● **Description of the task**
Write the records below out again exactly as given, with no images.

● **Data**
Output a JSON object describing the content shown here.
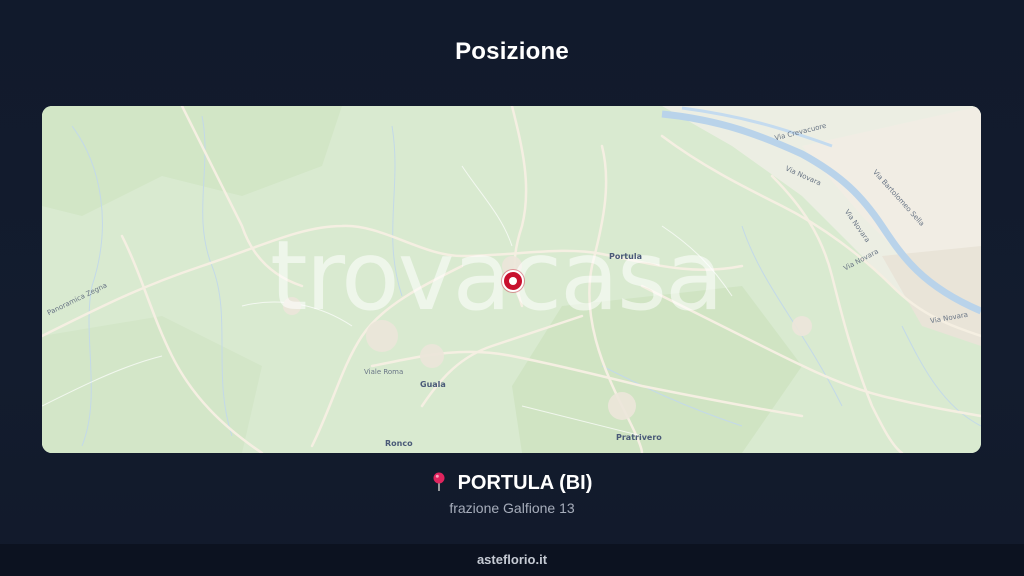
{
  "title": "Posizione",
  "map": {
    "watermark": "trovacasa",
    "places": {
      "portula": "Portula",
      "guala": "Guala",
      "ronco": "Ronco",
      "pratrivero": "Pratrivero"
    },
    "roads": {
      "via_roma": "Viale Roma",
      "panoramica_zegna": "Panoramica Zegna",
      "via_crevacuore": "Via Crevacuore",
      "via_novara_1": "Via Novara",
      "via_novara_2": "Via Novara",
      "via_novara_3": "Via Novara",
      "via_novara_4": "Via Novara",
      "via_bartolomeo_sella": "Via Bartolomeo Sella"
    },
    "colors": {
      "land": "#d9ead0",
      "forest": "#cfe3c3",
      "road": "#f3ede0",
      "river": "#b9d3ea",
      "urban": "#efe9e0",
      "marker": "#c8102e"
    }
  },
  "location": {
    "name": "PORTULA (BI)",
    "address": "frazione Galfione 13",
    "icon": "map-pin-icon"
  },
  "footer": "asteflorio.it"
}
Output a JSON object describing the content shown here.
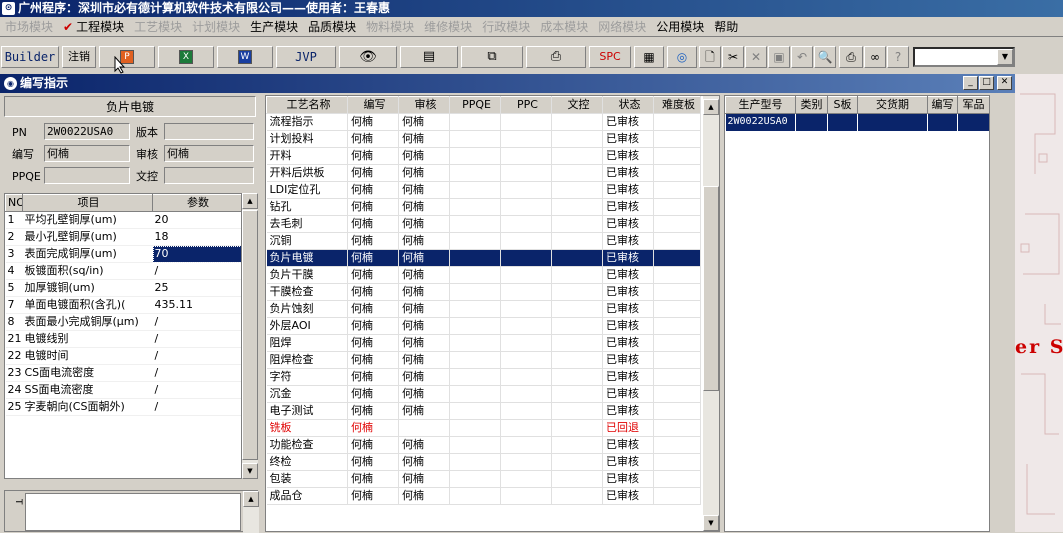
{
  "titlebar": {
    "title": "广州程序：深圳市必有德计算机软件技术有限公司——使用者：王春惠"
  },
  "menu": [
    {
      "label": "市场模块",
      "enabled": false
    },
    {
      "label": "工程模块",
      "enabled": true,
      "checked": true
    },
    {
      "label": "工艺模块",
      "enabled": false
    },
    {
      "label": "计划模块",
      "enabled": false
    },
    {
      "label": "生产模块",
      "enabled": true
    },
    {
      "label": "品质模块",
      "enabled": true
    },
    {
      "label": "物料模块",
      "enabled": false
    },
    {
      "label": "维修模块",
      "enabled": false
    },
    {
      "label": "行政模块",
      "enabled": false
    },
    {
      "label": "成本模块",
      "enabled": false
    },
    {
      "label": "网络模块",
      "enabled": false
    },
    {
      "label": "公用模块",
      "enabled": true
    },
    {
      "label": "帮助",
      "enabled": true
    }
  ],
  "toolbar": {
    "builder": "Builder",
    "logout": "注销",
    "jvp": "JVP",
    "spc": "SPC"
  },
  "window": {
    "title": "编写指示"
  },
  "header": {
    "section": "负片电镀",
    "pn_label": "PN",
    "pn_value": "2W0022USA0",
    "version_label": "版本",
    "version_value": "",
    "writer_label": "编写",
    "writer_value": "何楠",
    "reviewer_label": "审核",
    "reviewer_value": "何楠",
    "ppqe_label": "PPQE",
    "ppqe_value": "",
    "doc_label": "文控",
    "doc_value": ""
  },
  "params": {
    "columns": [
      "NO",
      "项目",
      "参数"
    ],
    "rows": [
      [
        "1",
        "平均孔壁铜厚(um)",
        "20"
      ],
      [
        "2",
        "最小孔壁铜厚(um)",
        "18"
      ],
      [
        "3",
        "表面完成铜厚(um)",
        "70"
      ],
      [
        "4",
        "板镀面积(sq/in)",
        "/"
      ],
      [
        "5",
        "加厚镀铜(um)",
        "25"
      ],
      [
        "7",
        "单面电镀面积(含孔)(",
        "435.11"
      ],
      [
        "8",
        "表面最小完成铜厚(μm)",
        "/"
      ],
      [
        "21",
        "电镀线别",
        "/"
      ],
      [
        "22",
        "电镀时间",
        "/"
      ],
      [
        "23",
        "CS面电流密度",
        "/"
      ],
      [
        "24",
        "SS面电流密度",
        "/"
      ],
      [
        "25",
        "字麦朝向(CS面朝外)",
        "/"
      ]
    ],
    "selected_index": 2
  },
  "process": {
    "columns": [
      "工艺名称",
      "编写",
      "审核",
      "PPQE",
      "PPC",
      "文控",
      "状态",
      "难度板"
    ],
    "rows": [
      [
        "流程指示",
        "何楠",
        "何楠",
        "",
        "",
        "",
        "已审核",
        ""
      ],
      [
        "计划投料",
        "何楠",
        "何楠",
        "",
        "",
        "",
        "已审核",
        ""
      ],
      [
        "开料",
        "何楠",
        "何楠",
        "",
        "",
        "",
        "已审核",
        ""
      ],
      [
        "开料后烘板",
        "何楠",
        "何楠",
        "",
        "",
        "",
        "已审核",
        ""
      ],
      [
        "LDI定位孔",
        "何楠",
        "何楠",
        "",
        "",
        "",
        "已审核",
        ""
      ],
      [
        "钻孔",
        "何楠",
        "何楠",
        "",
        "",
        "",
        "已审核",
        ""
      ],
      [
        "去毛刺",
        "何楠",
        "何楠",
        "",
        "",
        "",
        "已审核",
        ""
      ],
      [
        "沉铜",
        "何楠",
        "何楠",
        "",
        "",
        "",
        "已审核",
        ""
      ],
      [
        "负片电镀",
        "何楠",
        "何楠",
        "",
        "",
        "",
        "已审核",
        ""
      ],
      [
        "负片干膜",
        "何楠",
        "何楠",
        "",
        "",
        "",
        "已审核",
        ""
      ],
      [
        "干膜检查",
        "何楠",
        "何楠",
        "",
        "",
        "",
        "已审核",
        ""
      ],
      [
        "负片蚀刻",
        "何楠",
        "何楠",
        "",
        "",
        "",
        "已审核",
        ""
      ],
      [
        "外层AOI",
        "何楠",
        "何楠",
        "",
        "",
        "",
        "已审核",
        ""
      ],
      [
        "阻焊",
        "何楠",
        "何楠",
        "",
        "",
        "",
        "已审核",
        ""
      ],
      [
        "阻焊检查",
        "何楠",
        "何楠",
        "",
        "",
        "",
        "已审核",
        ""
      ],
      [
        "字符",
        "何楠",
        "何楠",
        "",
        "",
        "",
        "已审核",
        ""
      ],
      [
        "沉金",
        "何楠",
        "何楠",
        "",
        "",
        "",
        "已审核",
        ""
      ],
      [
        "电子测试",
        "何楠",
        "何楠",
        "",
        "",
        "",
        "已审核",
        ""
      ],
      [
        "铣板",
        "何楠",
        "",
        "",
        "",
        "",
        "已回退",
        ""
      ],
      [
        "功能检查",
        "何楠",
        "何楠",
        "",
        "",
        "",
        "已审核",
        ""
      ],
      [
        "终检",
        "何楠",
        "何楠",
        "",
        "",
        "",
        "已审核",
        ""
      ],
      [
        "包装",
        "何楠",
        "何楠",
        "",
        "",
        "",
        "已审核",
        ""
      ],
      [
        "成品仓",
        "何楠",
        "何楠",
        "",
        "",
        "",
        "已审核",
        ""
      ]
    ],
    "selected_index": 8,
    "returned_index": 18
  },
  "orders": {
    "columns": [
      "生产型号",
      "类别",
      "S板",
      "交货期",
      "编写",
      "军品"
    ],
    "rows": [
      [
        "2W0022USA0",
        "",
        "",
        "",
        "",
        ""
      ]
    ]
  },
  "background_text": "er S",
  "colors": {
    "selection": "#0a246a",
    "returned": "#e00000",
    "titlebar": "#0a246a"
  }
}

● **Task response**
Output a JSON object describing the content shown here.
{
  "title": "Posizione",
  "map": {
    "watermark": "trovacasa",
    "places": {
      "portula": "Portula",
      "guala": "Guala",
      "ronco": "Ronco",
      "pratrivero": "Pratrivero"
    },
    "roads": {
      "via_roma": "Viale Roma",
      "panoramica_zegna": "Panoramica Zegna",
      "via_crevacuore": "Via Crevacuore",
      "via_novara_1": "Via Novara",
      "via_novara_2": "Via Novara",
      "via_novara_3": "Via Novara",
      "via_novara_4": "Via Novara",
      "via_bartolomeo_sella": "Via Bartolomeo Sella"
    },
    "colors": {
      "land": "#d9ead0",
      "forest": "#cfe3c3",
      "road": "#f3ede0",
      "river": "#b9d3ea",
      "urban": "#efe9e0",
      "marker": "#c8102e"
    }
  },
  "location": {
    "name": "PORTULA (BI)",
    "address": "frazione Galfione 13",
    "icon": "map-pin-icon"
  },
  "footer": "asteflorio.it"
}
Output a JSON object describing the content shown here.
{
  "titlebar": {
    "title": "广州程序：深圳市必有德计算机软件技术有限公司——使用者：王春惠"
  },
  "menu": [
    {
      "label": "市场模块",
      "enabled": false
    },
    {
      "label": "工程模块",
      "enabled": true,
      "checked": true
    },
    {
      "label": "工艺模块",
      "enabled": false
    },
    {
      "label": "计划模块",
      "enabled": false
    },
    {
      "label": "生产模块",
      "enabled": true
    },
    {
      "label": "品质模块",
      "enabled": true
    },
    {
      "label": "物料模块",
      "enabled": false
    },
    {
      "label": "维修模块",
      "enabled": false
    },
    {
      "label": "行政模块",
      "enabled": false
    },
    {
      "label": "成本模块",
      "enabled": false
    },
    {
      "label": "网络模块",
      "enabled": false
    },
    {
      "label": "公用模块",
      "enabled": true
    },
    {
      "label": "帮助",
      "enabled": true
    }
  ],
  "toolbar": {
    "builder": "Builder",
    "logout": "注销",
    "jvp": "JVP",
    "spc": "SPC"
  },
  "window": {
    "title": "编写指示"
  },
  "header": {
    "section": "负片电镀",
    "pn_label": "PN",
    "pn_value": "2W0022USA0",
    "version_label": "版本",
    "version_value": "",
    "writer_label": "编写",
    "writer_value": "何楠",
    "reviewer_label": "审核",
    "reviewer_value": "何楠",
    "ppqe_label": "PPQE",
    "ppqe_value": "",
    "doc_label": "文控",
    "doc_value": ""
  },
  "params": {
    "columns": [
      "NO",
      "项目",
      "参数"
    ],
    "rows": [
      [
        "1",
        "平均孔壁铜厚(um)",
        "20"
      ],
      [
        "2",
        "最小孔壁铜厚(um)",
        "18"
      ],
      [
        "3",
        "表面完成铜厚(um)",
        "70"
      ],
      [
        "4",
        "板镀面积(sq/in)",
        "/"
      ],
      [
        "5",
        "加厚镀铜(um)",
        "25"
      ],
      [
        "7",
        "单面电镀面积(含孔)(",
        "435.11"
      ],
      [
        "8",
        "表面最小完成铜厚(μm)",
        "/"
      ],
      [
        "21",
        "电镀线别",
        "/"
      ],
      [
        "22",
        "电镀时间",
        "/"
      ],
      [
        "23",
        "CS面电流密度",
        "/"
      ],
      [
        "24",
        "SS面电流密度",
        "/"
      ],
      [
        "25",
        "字麦朝向(CS面朝外)",
        "/"
      ]
    ],
    "selected_index": 2
  },
  "process": {
    "columns": [
      "工艺名称",
      "编写",
      "审核",
      "PPQE",
      "PPC",
      "文控",
      "状态",
      "难度板"
    ],
    "rows": [
      [
        "流程指示",
        "何楠",
        "何楠",
        "",
        "",
        "",
        "已审核",
        ""
      ],
      [
        "计划投料",
        "何楠",
        "何楠",
        "",
        "",
        "",
        "已审核",
        ""
      ],
      [
        "开料",
        "何楠",
        "何楠",
        "",
        "",
        "",
        "已审核",
        ""
      ],
      [
        "开料后烘板",
        "何楠",
        "何楠",
        "",
        "",
        "",
        "已审核",
        ""
      ],
      [
        "LDI定位孔",
        "何楠",
        "何楠",
        "",
        "",
        "",
        "已审核",
        ""
      ],
      [
        "钻孔",
        "何楠",
        "何楠",
        "",
        "",
        "",
        "已审核",
        ""
      ],
      [
        "去毛刺",
        "何楠",
        "何楠",
        "",
        "",
        "",
        "已审核",
        ""
      ],
      [
        "沉铜",
        "何楠",
        "何楠",
        "",
        "",
        "",
        "已审核",
        ""
      ],
      [
        "负片电镀",
        "何楠",
        "何楠",
        "",
        "",
        "",
        "已审核",
        ""
      ],
      [
        "负片干膜",
        "何楠",
        "何楠",
        "",
        "",
        "",
        "已审核",
        ""
      ],
      [
        "干膜检查",
        "何楠",
        "何楠",
        "",
        "",
        "",
        "已审核",
        ""
      ],
      [
        "负片蚀刻",
        "何楠",
        "何楠",
        "",
        "",
        "",
        "已审核",
        ""
      ],
      [
        "外层AOI",
        "何楠",
        "何楠",
        "",
        "",
        "",
        "已审核",
        ""
      ],
      [
        "阻焊",
        "何楠",
        "何楠",
        "",
        "",
        "",
        "已审核",
        ""
      ],
      [
        "阻焊检查",
        "何楠",
        "何楠",
        "",
        "",
        "",
        "已审核",
        ""
      ],
      [
        "字符",
        "何楠",
        "何楠",
        "",
        "",
        "",
        "已审核",
        ""
      ],
      [
        "沉金",
        "何楠",
        "何楠",
        "",
        "",
        "",
        "已审核",
        ""
      ],
      [
        "电子测试",
        "何楠",
        "何楠",
        "",
        "",
        "",
        "已审核",
        ""
      ],
      [
        "铣板",
        "何楠",
        "",
        "",
        "",
        "",
        "已回退",
        ""
      ],
      [
        "功能检查",
        "何楠",
        "何楠",
        "",
        "",
        "",
        "已审核",
        ""
      ],
      [
        "终检",
        "何楠",
        "何楠",
        "",
        "",
        "",
        "已审核",
        ""
      ],
      [
        "包装",
        "何楠",
        "何楠",
        "",
        "",
        "",
        "已审核",
        ""
      ],
      [
        "成品仓",
        "何楠",
        "何楠",
        "",
        "",
        "",
        "已审核",
        ""
      ]
    ],
    "selected_index": 8,
    "returned_index": 18
  },
  "orders": {
    "columns": [
      "生产型号",
      "类别",
      "S板",
      "交货期",
      "编写",
      "军品"
    ],
    "rows": [
      [
        "2W0022USA0",
        "",
        "",
        "",
        "",
        ""
      ]
    ]
  },
  "background_text": "er S",
  "colors": {
    "selection": "#0a246a",
    "returned": "#e00000",
    "titlebar": "#0a246a"
  }
}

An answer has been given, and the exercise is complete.